> Exercise prompt
Search the records that follow and extract every line containing the string "data".

> Supplied information
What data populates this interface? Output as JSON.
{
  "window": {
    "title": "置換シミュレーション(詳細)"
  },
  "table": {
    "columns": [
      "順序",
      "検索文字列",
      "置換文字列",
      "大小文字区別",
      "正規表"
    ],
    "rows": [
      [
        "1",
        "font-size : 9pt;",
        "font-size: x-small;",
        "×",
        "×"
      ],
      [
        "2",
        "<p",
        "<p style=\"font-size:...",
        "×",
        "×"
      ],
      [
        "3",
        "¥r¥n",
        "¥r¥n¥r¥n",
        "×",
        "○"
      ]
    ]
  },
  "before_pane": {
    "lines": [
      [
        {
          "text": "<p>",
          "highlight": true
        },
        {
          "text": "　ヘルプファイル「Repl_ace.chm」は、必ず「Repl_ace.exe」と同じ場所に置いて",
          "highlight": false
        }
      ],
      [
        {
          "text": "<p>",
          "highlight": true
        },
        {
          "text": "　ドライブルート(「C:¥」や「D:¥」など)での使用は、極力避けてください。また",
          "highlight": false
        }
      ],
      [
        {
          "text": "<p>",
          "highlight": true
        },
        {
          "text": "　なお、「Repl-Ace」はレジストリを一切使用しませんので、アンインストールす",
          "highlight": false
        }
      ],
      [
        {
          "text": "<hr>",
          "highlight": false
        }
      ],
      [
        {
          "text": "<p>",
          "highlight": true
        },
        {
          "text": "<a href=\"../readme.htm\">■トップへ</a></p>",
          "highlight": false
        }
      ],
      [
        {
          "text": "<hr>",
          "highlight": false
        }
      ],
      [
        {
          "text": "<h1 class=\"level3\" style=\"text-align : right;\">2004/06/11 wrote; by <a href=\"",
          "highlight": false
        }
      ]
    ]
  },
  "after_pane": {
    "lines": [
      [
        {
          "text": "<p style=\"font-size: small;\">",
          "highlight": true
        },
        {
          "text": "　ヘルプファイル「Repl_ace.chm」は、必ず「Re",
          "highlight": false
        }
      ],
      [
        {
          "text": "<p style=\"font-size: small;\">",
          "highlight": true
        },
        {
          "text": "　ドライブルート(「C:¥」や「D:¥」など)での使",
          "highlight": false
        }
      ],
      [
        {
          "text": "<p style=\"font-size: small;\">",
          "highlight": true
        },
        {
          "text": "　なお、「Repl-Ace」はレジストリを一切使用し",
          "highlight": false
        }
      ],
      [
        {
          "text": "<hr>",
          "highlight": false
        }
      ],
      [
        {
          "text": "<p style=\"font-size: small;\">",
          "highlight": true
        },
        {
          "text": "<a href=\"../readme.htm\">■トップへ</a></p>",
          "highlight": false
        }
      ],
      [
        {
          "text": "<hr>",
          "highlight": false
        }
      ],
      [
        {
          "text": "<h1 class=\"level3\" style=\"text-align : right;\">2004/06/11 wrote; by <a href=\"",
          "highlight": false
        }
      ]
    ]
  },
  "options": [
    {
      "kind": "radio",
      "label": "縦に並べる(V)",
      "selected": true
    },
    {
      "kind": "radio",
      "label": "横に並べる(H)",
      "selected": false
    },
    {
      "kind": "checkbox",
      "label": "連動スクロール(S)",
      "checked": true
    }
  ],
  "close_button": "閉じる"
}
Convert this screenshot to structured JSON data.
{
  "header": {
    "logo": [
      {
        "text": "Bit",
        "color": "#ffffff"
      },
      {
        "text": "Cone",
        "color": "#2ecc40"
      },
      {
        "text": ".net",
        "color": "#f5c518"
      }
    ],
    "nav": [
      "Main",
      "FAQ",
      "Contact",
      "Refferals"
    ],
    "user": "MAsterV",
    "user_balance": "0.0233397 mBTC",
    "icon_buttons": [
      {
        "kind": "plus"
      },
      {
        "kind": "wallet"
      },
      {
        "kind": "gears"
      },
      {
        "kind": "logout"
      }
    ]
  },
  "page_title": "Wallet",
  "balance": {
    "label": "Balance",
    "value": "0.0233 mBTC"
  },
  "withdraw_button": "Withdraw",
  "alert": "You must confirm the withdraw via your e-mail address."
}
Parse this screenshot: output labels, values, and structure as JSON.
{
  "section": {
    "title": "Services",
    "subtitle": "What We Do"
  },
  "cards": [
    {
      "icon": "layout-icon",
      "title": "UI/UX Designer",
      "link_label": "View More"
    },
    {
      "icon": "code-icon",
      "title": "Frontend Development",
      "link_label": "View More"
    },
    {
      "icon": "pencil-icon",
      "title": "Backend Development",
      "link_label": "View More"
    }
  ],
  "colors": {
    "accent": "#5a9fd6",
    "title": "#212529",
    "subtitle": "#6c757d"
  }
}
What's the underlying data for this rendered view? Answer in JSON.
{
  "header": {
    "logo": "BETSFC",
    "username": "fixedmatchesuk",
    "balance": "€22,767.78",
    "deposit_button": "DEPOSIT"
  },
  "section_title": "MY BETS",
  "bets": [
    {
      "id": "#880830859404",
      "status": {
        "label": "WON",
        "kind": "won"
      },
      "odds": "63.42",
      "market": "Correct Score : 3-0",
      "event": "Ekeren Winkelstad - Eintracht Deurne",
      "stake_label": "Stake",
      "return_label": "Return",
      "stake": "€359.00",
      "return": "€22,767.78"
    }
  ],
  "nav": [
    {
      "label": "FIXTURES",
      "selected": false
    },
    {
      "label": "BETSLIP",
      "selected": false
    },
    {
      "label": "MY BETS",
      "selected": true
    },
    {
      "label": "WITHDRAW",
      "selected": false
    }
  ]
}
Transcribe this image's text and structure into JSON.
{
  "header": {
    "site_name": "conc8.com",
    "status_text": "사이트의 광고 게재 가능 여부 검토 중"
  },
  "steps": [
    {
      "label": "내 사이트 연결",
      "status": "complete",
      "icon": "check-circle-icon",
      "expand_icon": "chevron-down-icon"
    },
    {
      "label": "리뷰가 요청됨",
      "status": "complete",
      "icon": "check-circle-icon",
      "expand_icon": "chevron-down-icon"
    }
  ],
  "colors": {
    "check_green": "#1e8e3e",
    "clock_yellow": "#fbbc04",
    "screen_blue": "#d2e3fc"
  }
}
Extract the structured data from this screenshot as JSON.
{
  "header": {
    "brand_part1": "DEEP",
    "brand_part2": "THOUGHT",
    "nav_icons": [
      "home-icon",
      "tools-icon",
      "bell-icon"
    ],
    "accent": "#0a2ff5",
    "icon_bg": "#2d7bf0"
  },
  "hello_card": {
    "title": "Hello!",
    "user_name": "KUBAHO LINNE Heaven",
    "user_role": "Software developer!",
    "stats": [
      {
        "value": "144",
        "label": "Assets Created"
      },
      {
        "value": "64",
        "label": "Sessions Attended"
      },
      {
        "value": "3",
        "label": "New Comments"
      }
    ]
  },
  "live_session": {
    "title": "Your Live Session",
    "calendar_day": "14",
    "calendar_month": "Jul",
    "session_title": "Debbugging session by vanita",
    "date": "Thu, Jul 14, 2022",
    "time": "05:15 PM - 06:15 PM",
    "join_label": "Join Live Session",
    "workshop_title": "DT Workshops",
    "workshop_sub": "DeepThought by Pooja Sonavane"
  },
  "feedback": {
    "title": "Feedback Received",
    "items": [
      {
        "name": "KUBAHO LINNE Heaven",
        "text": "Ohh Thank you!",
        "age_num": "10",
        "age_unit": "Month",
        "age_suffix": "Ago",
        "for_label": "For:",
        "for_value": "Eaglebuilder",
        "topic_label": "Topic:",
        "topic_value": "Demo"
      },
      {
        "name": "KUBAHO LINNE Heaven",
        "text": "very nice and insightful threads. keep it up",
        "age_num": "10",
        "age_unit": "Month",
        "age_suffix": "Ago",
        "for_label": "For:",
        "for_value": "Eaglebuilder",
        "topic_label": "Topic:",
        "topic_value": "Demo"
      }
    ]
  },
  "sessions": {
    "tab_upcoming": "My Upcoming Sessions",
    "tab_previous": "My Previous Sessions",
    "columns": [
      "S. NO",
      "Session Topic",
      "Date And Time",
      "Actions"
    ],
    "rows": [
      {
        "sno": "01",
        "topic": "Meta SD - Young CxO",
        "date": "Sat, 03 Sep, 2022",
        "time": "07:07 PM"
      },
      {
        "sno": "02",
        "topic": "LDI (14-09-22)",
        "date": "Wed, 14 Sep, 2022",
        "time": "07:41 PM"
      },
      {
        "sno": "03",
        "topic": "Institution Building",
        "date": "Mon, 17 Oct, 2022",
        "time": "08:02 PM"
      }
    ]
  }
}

> Answer for the task
What data populates this interface? Output as JSON.
Convert this screenshot to structured JSON data.
What's the underlying data for this rendered view? Answer in JSON.
Extract the structured data from this screenshot as JSON.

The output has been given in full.